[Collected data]

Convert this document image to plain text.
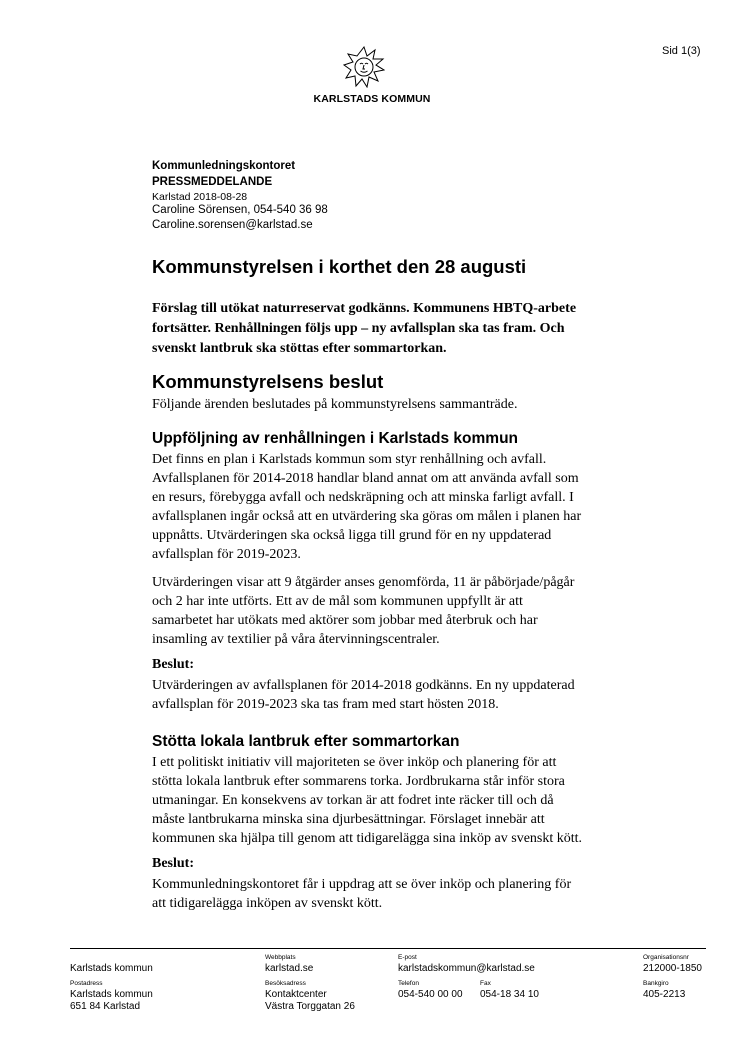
Sid 1(3)
KARLSTADS KOMMUN
Kommunledningskontoret
PRESSMEDDELANDE
Karlstad 2018-08-28
Caroline Sörensen, 054-540 36 98
Caroline.sorensen@karlstad.se
Kommunstyrelsen i korthet den 28 augusti
Förslag till utökat naturreservat godkänns. Kommunens HBTQ-arbete
fortsätter. Renhållningen följs upp – ny avfallsplan ska tas fram. Och
svenskt lantbruk ska stöttas efter sommartorkan.
Kommunstyrelsens beslut
Följande ärenden beslutades på kommunstyrelsens sammanträde.
Uppföljning av renhållningen i Karlstads kommun
Det finns en plan i Karlstads kommun som styr renhållning och avfall.
Avfallsplanen för 2014-2018 handlar bland annat om att använda avfall som
en resurs, förebygga avfall och nedskräpning och att minska farligt avfall. I
avfallsplanen ingår också att en utvärdering ska göras om målen i planen har
uppnåtts. Utvärderingen ska också ligga till grund för en ny uppdaterad
avfallsplan för 2019-2023.
Utvärderingen visar att 9 åtgärder anses genomförda, 11 är påbörjade/pågår
och 2 har inte utförts. Ett av de mål som kommunen uppfyllt är att
samarbetet har utökats med aktörer som jobbar med återbruk och har
insamling av textilier på våra återvinningscentraler.
Beslut:
Utvärderingen av avfallsplanen för 2014-2018 godkänns. En ny uppdaterad
avfallsplan för 2019-2023 ska tas fram med start hösten 2018.
Stötta lokala lantbruk efter sommartorkan
I ett politiskt initiativ vill majoriteten se över inköp och planering för att
stötta lokala lantbruk efter sommarens torka. Jordbrukarna står inför stora
utmaningar. En konsekvens av torkan är att fodret inte räcker till och då
måste lantbrukarna minska sina djurbesättningar. Förslaget innebär att
kommunen ska hjälpa till genom att tidigarelägga sina inköp av svenskt kött.
Beslut:
Kommunledningskontoret får i uppdrag att se över inköp och planering för
att tidigarelägga inköpen av svenskt kött.
Karlstads kommun
Webbplats
karlstad.se
E-post
karlstadskommun@karlstad.se
Organisationsnr
212000-1850
Postadress
Karlstads kommun
651 84 Karlstad
Besöksadress
Kontaktcenter
Västra Torggatan 26
Telefon
054-540 00 00
Fax
054-18 34 10
Bankgiro
405-2213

■ Assignment: Your answer is an exact copy of the records above, stripped of pictures.

■ Answer box:
Convert this document image to plain text.
Sid 1(3)
KARLSTADS KOMMUN
Kommunledningskontoret
PRESSMEDDELANDE
Karlstad 2018-08-28
Caroline Sörensen, 054-540 36 98
Caroline.sorensen@karlstad.se
Kommunstyrelsen i korthet den 28 augusti
Förslag till utökat naturreservat godkänns. Kommunens HBTQ-arbete
fortsätter. Renhållningen följs upp – ny avfallsplan ska tas fram. Och
svenskt lantbruk ska stöttas efter sommartorkan.
Kommunstyrelsens beslut
Följande ärenden beslutades på kommunstyrelsens sammanträde.
Uppföljning av renhållningen i Karlstads kommun
Det finns en plan i Karlstads kommun som styr renhållning och avfall.
Avfallsplanen för 2014-2018 handlar bland annat om att använda avfall som
en resurs, förebygga avfall och nedskräpning och att minska farligt avfall. I
avfallsplanen ingår också att en utvärdering ska göras om målen i planen har
uppnåtts. Utvärderingen ska också ligga till grund för en ny uppdaterad
avfallsplan för 2019-2023.
Utvärderingen visar att 9 åtgärder anses genomförda, 11 är påbörjade/pågår
och 2 har inte utförts. Ett av de mål som kommunen uppfyllt är att
samarbetet har utökats med aktörer som jobbar med återbruk och har
insamling av textilier på våra återvinningscentraler.
Beslut:
Utvärderingen av avfallsplanen för 2014-2018 godkänns. En ny uppdaterad
avfallsplan för 2019-2023 ska tas fram med start hösten 2018.
Stötta lokala lantbruk efter sommartorkan
I ett politiskt initiativ vill majoriteten se över inköp och planering för att
stötta lokala lantbruk efter sommarens torka. Jordbrukarna står inför stora
utmaningar. En konsekvens av torkan är att fodret inte räcker till och då
måste lantbrukarna minska sina djurbesättningar. Förslaget innebär att
kommunen ska hjälpa till genom att tidigarelägga sina inköp av svenskt kött.
Beslut:
Kommunledningskontoret får i uppdrag att se över inköp och planering för
att tidigarelägga inköpen av svenskt kött.
Karlstads kommun
Webbplats
karlstad.se
E-post
karlstadskommun@karlstad.se
Organisationsnr
212000-1850
Postadress
Karlstads kommun
651 84 Karlstad
Besöksadress
Kontaktcenter
Västra Torggatan 26
Telefon
054-540 00 00
Fax
054-18 34 10
Bankgiro
405-2213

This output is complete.